■ **Your instructions**: Exact transcript, pictures excluded: write out every record below.

■ **Data records**:
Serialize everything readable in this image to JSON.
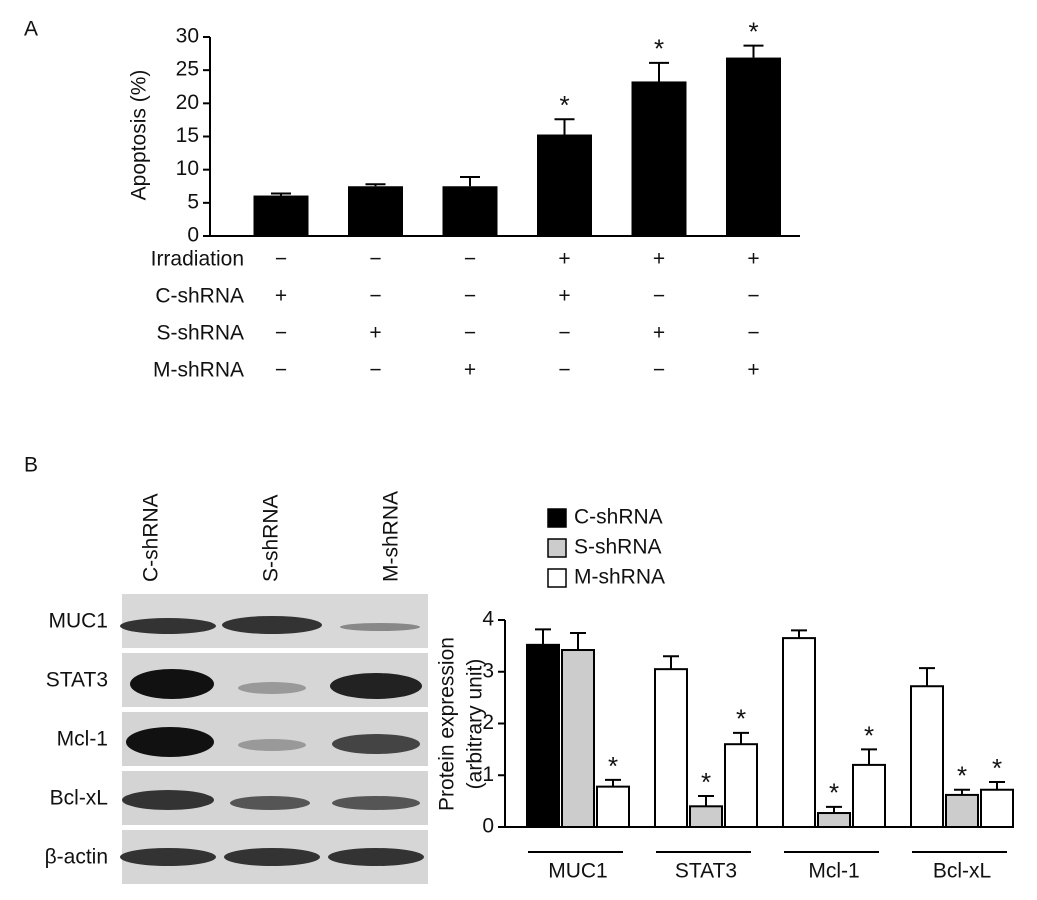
{
  "panel_labels": [
    "A",
    "B"
  ],
  "blot": {
    "lanes": [
      "C-shRNA",
      "S-shRNA",
      "M-shRNA"
    ],
    "rows": [
      "MUC1",
      "STAT3",
      "Mcl-1",
      "Bcl-xL",
      "β-actin"
    ]
  },
  "chart_data": [
    {
      "type": "bar",
      "y_label": "Apoptosis (%)",
      "color": "#000000",
      "values": [
        6.1,
        7.5,
        7.5,
        15.3,
        23.3,
        26.9
      ],
      "errors": [
        0.3,
        0.3,
        1.4,
        2.3,
        2.8,
        1.8
      ],
      "significance": [
        null,
        null,
        null,
        "*",
        "*",
        "*"
      ],
      "ylim": [
        0,
        30
      ],
      "yticks": [
        0,
        5,
        10,
        15,
        20,
        25,
        30
      ],
      "conditions": [
        {
          "name": "Irradiation",
          "marks": [
            "−",
            "−",
            "−",
            "+",
            "+",
            "+"
          ]
        },
        {
          "name": "C-shRNA",
          "marks": [
            "+",
            "−",
            "−",
            "+",
            "−",
            "−"
          ]
        },
        {
          "name": "S-shRNA",
          "marks": [
            "−",
            "+",
            "−",
            "−",
            "+",
            "−"
          ]
        },
        {
          "name": "M-shRNA",
          "marks": [
            "−",
            "−",
            "+",
            "−",
            "−",
            "+"
          ]
        }
      ]
    },
    {
      "type": "grouped_bar",
      "y_label": [
        "Protein expression",
        "(arbitrary unit)"
      ],
      "categories": [
        "MUC1",
        "STAT3",
        "Mcl-1",
        "Bcl-xL"
      ],
      "ylim": [
        0,
        4
      ],
      "yticks": [
        0,
        1,
        2,
        3,
        4
      ],
      "series": [
        {
          "name": "C-shRNA",
          "color": "#000000",
          "colors": [
            "#000000",
            "#ffffff",
            "#ffffff",
            "#ffffff"
          ],
          "values": [
            3.52,
            3.05,
            3.65,
            2.72
          ],
          "errors": [
            0.3,
            0.25,
            0.15,
            0.35
          ],
          "significance": [
            null,
            null,
            null,
            null
          ]
        },
        {
          "name": "S-shRNA",
          "color": "#cccccc",
          "colors": [
            "#cccccc",
            "#cccccc",
            "#cccccc",
            "#cccccc"
          ],
          "values": [
            3.42,
            0.4,
            0.27,
            0.62
          ],
          "errors": [
            0.33,
            0.2,
            0.12,
            0.1
          ],
          "significance": [
            null,
            "*",
            "*",
            "*"
          ]
        },
        {
          "name": "M-shRNA",
          "color": "#ffffff",
          "colors": [
            "#ffffff",
            "#ffffff",
            "#ffffff",
            "#ffffff"
          ],
          "values": [
            0.78,
            1.6,
            1.2,
            0.72
          ],
          "errors": [
            0.13,
            0.22,
            0.3,
            0.15
          ],
          "significance": [
            "*",
            "*",
            "*",
            "*"
          ]
        }
      ]
    }
  ]
}
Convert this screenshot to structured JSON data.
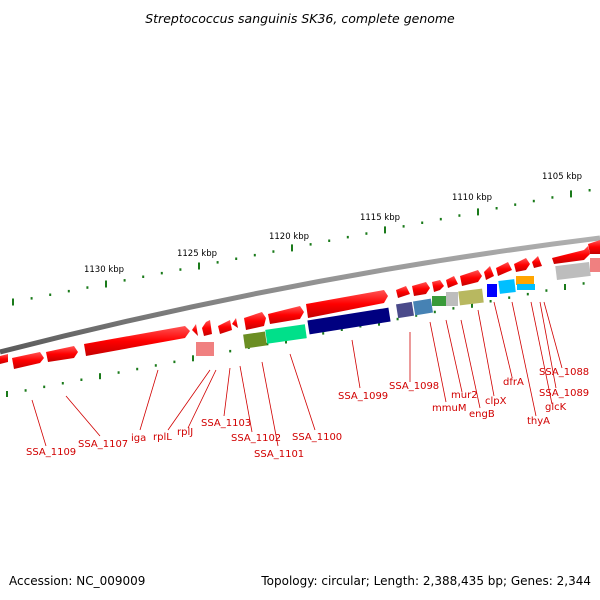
{
  "title": "Streptococcus sanguinis SK36, complete genome",
  "footer": {
    "accession": "Accession: NC_009009",
    "summary": "Topology: circular; Length: 2,388,435 bp; Genes: 2,344"
  },
  "scale_labels": [
    "1105 kbp",
    "1110 kbp",
    "1115 kbp",
    "1120 kbp",
    "1125 kbp",
    "1130 kbp"
  ],
  "gene_labels": [
    "SSA_1088",
    "SSA_1089",
    "glcK",
    "thyA",
    "dfrA",
    "clpX",
    "engB",
    "mur2",
    "mmuM",
    "SSA_1098",
    "SSA_1099",
    "SSA_1100",
    "SSA_1101",
    "SSA_1102",
    "SSA_1103",
    "rplJ",
    "rplL",
    "iga",
    "SSA_1107",
    "SSA_1109"
  ],
  "colors": {
    "backbone": "#7a7a7a",
    "gene_forward": "#ff0000",
    "tick": "#1a7a1a",
    "label": "#d10000",
    "cog_blue": "#000080",
    "cog_green": "#00e08a",
    "cog_olive": "#6b8e23",
    "cog_khaki": "#b8b860",
    "cog_slate": "#4a4a8a",
    "cog_steel": "#4682b4",
    "cog_cyan": "#00bfff",
    "cog_orange": "#ffa500",
    "cog_grey": "#bdbdbd",
    "cog_pink": "#f08080"
  }
}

■ **Answer space**:
Serialize everything readable in this image to JSON.
{
  "panel_labels": [
    "A",
    "B"
  ],
  "blot": {
    "lanes": [
      "C-shRNA",
      "S-shRNA",
      "M-shRNA"
    ],
    "rows": [
      "MUC1",
      "STAT3",
      "Mcl-1",
      "Bcl-xL",
      "β-actin"
    ]
  },
  "chart_data": [
    {
      "type": "bar",
      "y_label": "Apoptosis (%)",
      "color": "#000000",
      "values": [
        6.1,
        7.5,
        7.5,
        15.3,
        23.3,
        26.9
      ],
      "errors": [
        0.3,
        0.3,
        1.4,
        2.3,
        2.8,
        1.8
      ],
      "significance": [
        null,
        null,
        null,
        "*",
        "*",
        "*"
      ],
      "ylim": [
        0,
        30
      ],
      "yticks": [
        0,
        5,
        10,
        15,
        20,
        25,
        30
      ],
      "conditions": [
        {
          "name": "Irradiation",
          "marks": [
            "−",
            "−",
            "−",
            "+",
            "+",
            "+"
          ]
        },
        {
          "name": "C-shRNA",
          "marks": [
            "+",
            "−",
            "−",
            "+",
            "−",
            "−"
          ]
        },
        {
          "name": "S-shRNA",
          "marks": [
            "−",
            "+",
            "−",
            "−",
            "+",
            "−"
          ]
        },
        {
          "name": "M-shRNA",
          "marks": [
            "−",
            "−",
            "+",
            "−",
            "−",
            "+"
          ]
        }
      ]
    },
    {
      "type": "grouped_bar",
      "y_label": [
        "Protein expression",
        "(arbitrary unit)"
      ],
      "categories": [
        "MUC1",
        "STAT3",
        "Mcl-1",
        "Bcl-xL"
      ],
      "ylim": [
        0,
        4
      ],
      "yticks": [
        0,
        1,
        2,
        3,
        4
      ],
      "series": [
        {
          "name": "C-shRNA",
          "color": "#000000",
          "colors": [
            "#000000",
            "#ffffff",
            "#ffffff",
            "#ffffff"
          ],
          "values": [
            3.52,
            3.05,
            3.65,
            2.72
          ],
          "errors": [
            0.3,
            0.25,
            0.15,
            0.35
          ],
          "significance": [
            null,
            null,
            null,
            null
          ]
        },
        {
          "name": "S-shRNA",
          "color": "#cccccc",
          "colors": [
            "#cccccc",
            "#cccccc",
            "#cccccc",
            "#cccccc"
          ],
          "values": [
            3.42,
            0.4,
            0.27,
            0.62
          ],
          "errors": [
            0.33,
            0.2,
            0.12,
            0.1
          ],
          "significance": [
            null,
            "*",
            "*",
            "*"
          ]
        },
        {
          "name": "M-shRNA",
          "color": "#ffffff",
          "colors": [
            "#ffffff",
            "#ffffff",
            "#ffffff",
            "#ffffff"
          ],
          "values": [
            0.78,
            1.6,
            1.2,
            0.72
          ],
          "errors": [
            0.13,
            0.22,
            0.3,
            0.15
          ],
          "significance": [
            "*",
            "*",
            "*",
            "*"
          ]
        }
      ]
    }
  ]
}
Convert this screenshot to structured JSON data.
{
  "title": "Streptococcus sanguinis SK36, complete genome",
  "footer": {
    "accession": "Accession: NC_009009",
    "summary": "Topology: circular; Length: 2,388,435 bp; Genes: 2,344"
  },
  "scale_labels": [
    "1105 kbp",
    "1110 kbp",
    "1115 kbp",
    "1120 kbp",
    "1125 kbp",
    "1130 kbp"
  ],
  "gene_labels": [
    "SSA_1088",
    "SSA_1089",
    "glcK",
    "thyA",
    "dfrA",
    "clpX",
    "engB",
    "mur2",
    "mmuM",
    "SSA_1098",
    "SSA_1099",
    "SSA_1100",
    "SSA_1101",
    "SSA_1102",
    "SSA_1103",
    "rplJ",
    "rplL",
    "iga",
    "SSA_1107",
    "SSA_1109"
  ],
  "colors": {
    "backbone": "#7a7a7a",
    "gene_forward": "#ff0000",
    "tick": "#1a7a1a",
    "label": "#d10000",
    "cog_blue": "#000080",
    "cog_green": "#00e08a",
    "cog_olive": "#6b8e23",
    "cog_khaki": "#b8b860",
    "cog_slate": "#4a4a8a",
    "cog_steel": "#4682b4",
    "cog_cyan": "#00bfff",
    "cog_orange": "#ffa500",
    "cog_grey": "#bdbdbd",
    "cog_pink": "#f08080"
  }
}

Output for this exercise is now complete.